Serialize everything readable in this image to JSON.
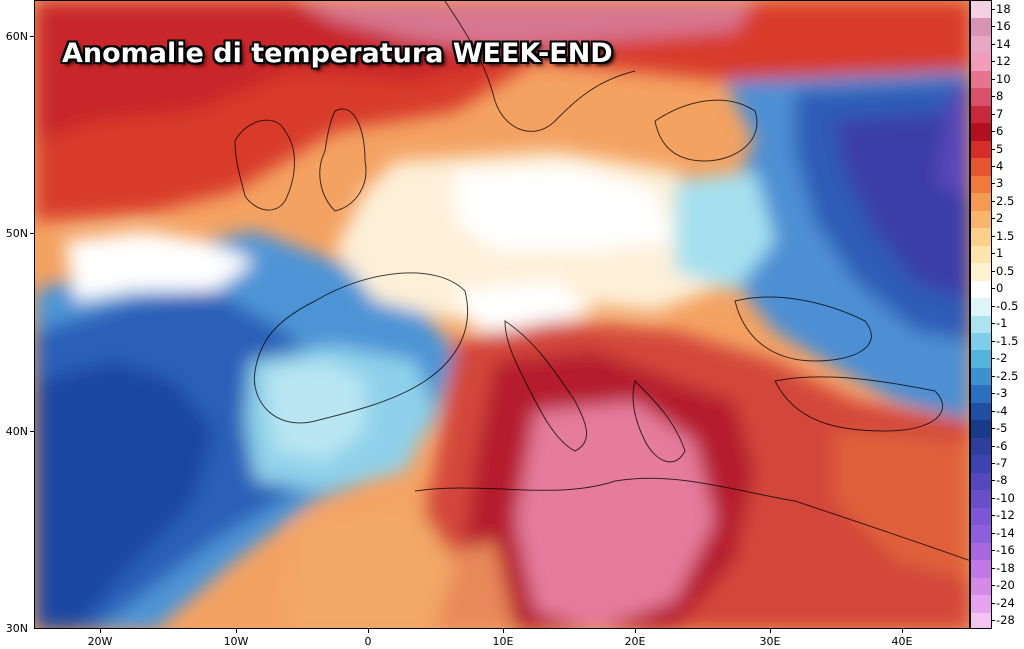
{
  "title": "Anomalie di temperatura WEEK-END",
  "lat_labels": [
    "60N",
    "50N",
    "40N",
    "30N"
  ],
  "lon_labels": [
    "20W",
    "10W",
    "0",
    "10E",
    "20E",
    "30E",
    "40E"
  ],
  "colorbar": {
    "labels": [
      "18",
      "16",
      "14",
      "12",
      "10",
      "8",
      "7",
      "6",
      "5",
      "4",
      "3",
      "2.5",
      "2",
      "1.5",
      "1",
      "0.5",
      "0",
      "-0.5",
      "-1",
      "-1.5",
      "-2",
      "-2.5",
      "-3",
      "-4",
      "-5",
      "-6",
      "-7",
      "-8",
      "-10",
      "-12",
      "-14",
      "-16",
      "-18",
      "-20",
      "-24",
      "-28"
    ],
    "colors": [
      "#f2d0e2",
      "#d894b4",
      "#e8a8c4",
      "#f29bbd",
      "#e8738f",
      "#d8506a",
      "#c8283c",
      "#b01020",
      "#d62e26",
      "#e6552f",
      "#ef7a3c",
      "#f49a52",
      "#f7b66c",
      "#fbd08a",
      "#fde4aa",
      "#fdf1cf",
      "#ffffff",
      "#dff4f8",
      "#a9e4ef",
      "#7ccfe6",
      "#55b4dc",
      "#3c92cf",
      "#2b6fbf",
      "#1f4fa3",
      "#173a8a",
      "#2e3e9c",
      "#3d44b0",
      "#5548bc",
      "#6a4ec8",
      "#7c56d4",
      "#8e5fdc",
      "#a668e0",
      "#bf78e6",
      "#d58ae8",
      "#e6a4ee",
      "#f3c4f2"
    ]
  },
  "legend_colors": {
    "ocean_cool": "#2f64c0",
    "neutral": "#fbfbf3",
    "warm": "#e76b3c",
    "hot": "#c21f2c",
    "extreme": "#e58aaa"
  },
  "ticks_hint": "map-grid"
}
_____
Quote the material word for word, dropping any images it holds.

Serialize everything readable in this image to JSON.
{
  "title": "Anomalie di temperatura WEEK-END",
  "lat_labels": [
    "60N",
    "50N",
    "40N",
    "30N"
  ],
  "lon_labels": [
    "20W",
    "10W",
    "0",
    "10E",
    "20E",
    "30E",
    "40E"
  ],
  "colorbar": {
    "labels": [
      "18",
      "16",
      "14",
      "12",
      "10",
      "8",
      "7",
      "6",
      "5",
      "4",
      "3",
      "2.5",
      "2",
      "1.5",
      "1",
      "0.5",
      "0",
      "-0.5",
      "-1",
      "-1.5",
      "-2",
      "-2.5",
      "-3",
      "-4",
      "-5",
      "-6",
      "-7",
      "-8",
      "-10",
      "-12",
      "-14",
      "-16",
      "-18",
      "-20",
      "-24",
      "-28"
    ],
    "colors": [
      "#f2d0e2",
      "#d894b4",
      "#e8a8c4",
      "#f29bbd",
      "#e8738f",
      "#d8506a",
      "#c8283c",
      "#b01020",
      "#d62e26",
      "#e6552f",
      "#ef7a3c",
      "#f49a52",
      "#f7b66c",
      "#fbd08a",
      "#fde4aa",
      "#fdf1cf",
      "#ffffff",
      "#dff4f8",
      "#a9e4ef",
      "#7ccfe6",
      "#55b4dc",
      "#3c92cf",
      "#2b6fbf",
      "#1f4fa3",
      "#173a8a",
      "#2e3e9c",
      "#3d44b0",
      "#5548bc",
      "#6a4ec8",
      "#7c56d4",
      "#8e5fdc",
      "#a668e0",
      "#bf78e6",
      "#d58ae8",
      "#e6a4ee",
      "#f3c4f2"
    ]
  },
  "legend_colors": {
    "ocean_cool": "#2f64c0",
    "neutral": "#fbfbf3",
    "warm": "#e76b3c",
    "hot": "#c21f2c",
    "extreme": "#e58aaa"
  },
  "ticks_hint": "map-grid"
}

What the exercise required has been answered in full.